**What to work on**.
Check each line of the listing for the string "wieder", then state how many lines have it. Only the number is wanted.

**Data provided**.

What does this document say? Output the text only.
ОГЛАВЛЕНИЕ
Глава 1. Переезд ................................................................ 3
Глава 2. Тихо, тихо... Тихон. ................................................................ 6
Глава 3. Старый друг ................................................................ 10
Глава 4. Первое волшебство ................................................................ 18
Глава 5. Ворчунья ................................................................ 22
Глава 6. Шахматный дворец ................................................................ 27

---

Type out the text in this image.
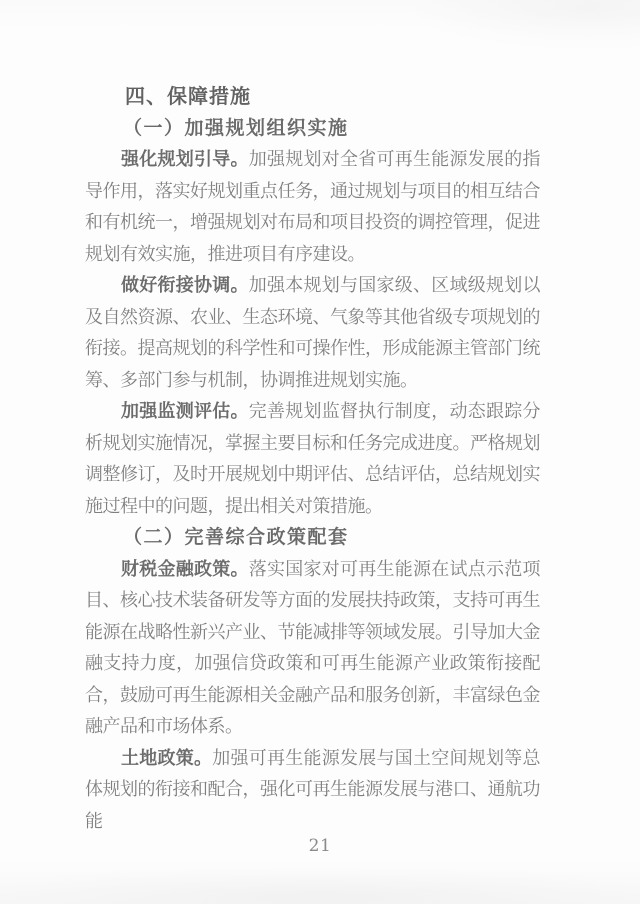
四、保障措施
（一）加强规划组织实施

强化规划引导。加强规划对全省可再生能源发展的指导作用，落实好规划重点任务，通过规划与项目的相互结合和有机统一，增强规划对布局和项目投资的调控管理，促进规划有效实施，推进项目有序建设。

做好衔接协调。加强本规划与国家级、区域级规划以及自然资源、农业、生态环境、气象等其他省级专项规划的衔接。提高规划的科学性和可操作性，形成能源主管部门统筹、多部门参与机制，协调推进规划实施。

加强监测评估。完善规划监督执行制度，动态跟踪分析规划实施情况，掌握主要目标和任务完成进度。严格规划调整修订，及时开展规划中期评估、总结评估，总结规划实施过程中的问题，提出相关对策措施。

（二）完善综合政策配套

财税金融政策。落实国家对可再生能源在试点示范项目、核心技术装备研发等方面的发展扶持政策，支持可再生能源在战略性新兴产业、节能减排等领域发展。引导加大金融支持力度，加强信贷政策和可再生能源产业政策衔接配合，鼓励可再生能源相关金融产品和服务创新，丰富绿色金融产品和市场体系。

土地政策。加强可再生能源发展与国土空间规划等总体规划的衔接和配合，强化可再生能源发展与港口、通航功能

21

...

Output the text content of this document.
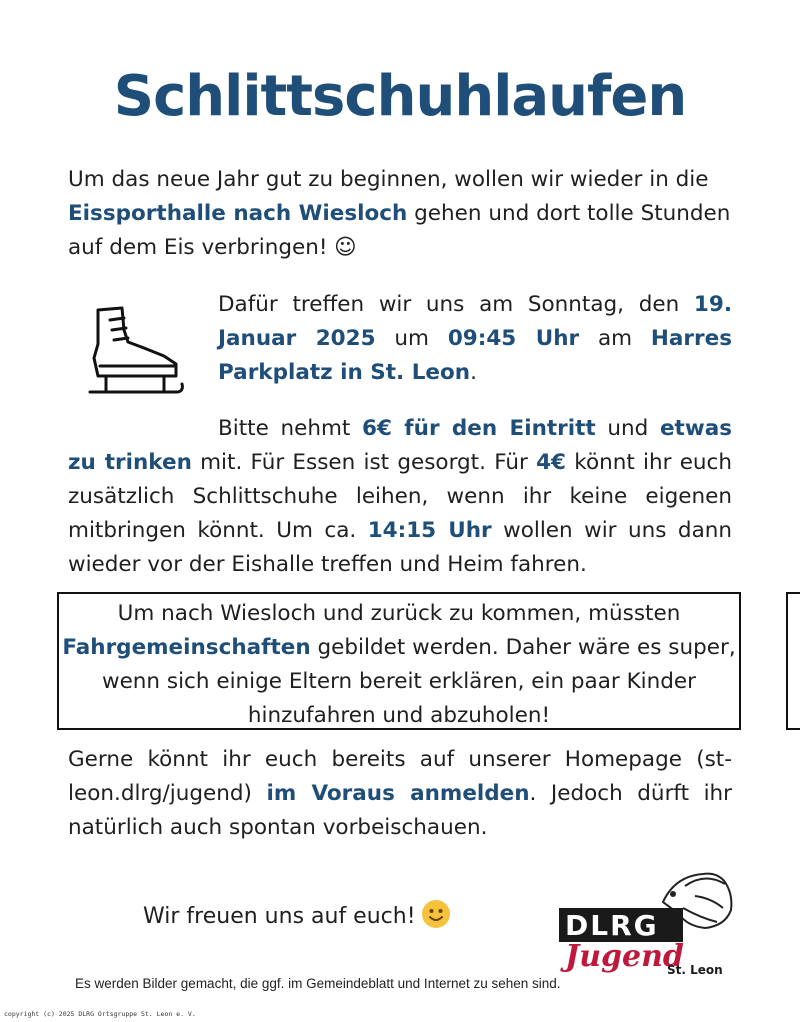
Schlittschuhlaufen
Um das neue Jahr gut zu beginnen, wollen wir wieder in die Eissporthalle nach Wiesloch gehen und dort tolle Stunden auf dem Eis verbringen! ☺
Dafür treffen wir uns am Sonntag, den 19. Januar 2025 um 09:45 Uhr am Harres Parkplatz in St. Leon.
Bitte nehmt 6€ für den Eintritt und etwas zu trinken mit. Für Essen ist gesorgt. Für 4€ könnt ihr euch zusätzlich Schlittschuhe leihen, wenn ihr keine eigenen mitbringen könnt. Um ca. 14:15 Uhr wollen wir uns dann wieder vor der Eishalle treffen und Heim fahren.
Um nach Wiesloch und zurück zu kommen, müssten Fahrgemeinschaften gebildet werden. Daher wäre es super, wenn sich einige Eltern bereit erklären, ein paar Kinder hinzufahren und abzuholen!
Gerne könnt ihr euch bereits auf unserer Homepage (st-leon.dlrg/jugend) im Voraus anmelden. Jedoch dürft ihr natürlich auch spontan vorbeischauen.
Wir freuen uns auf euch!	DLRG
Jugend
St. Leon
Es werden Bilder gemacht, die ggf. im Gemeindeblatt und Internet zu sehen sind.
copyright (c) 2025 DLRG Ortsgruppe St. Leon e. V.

**Exercise response**.
2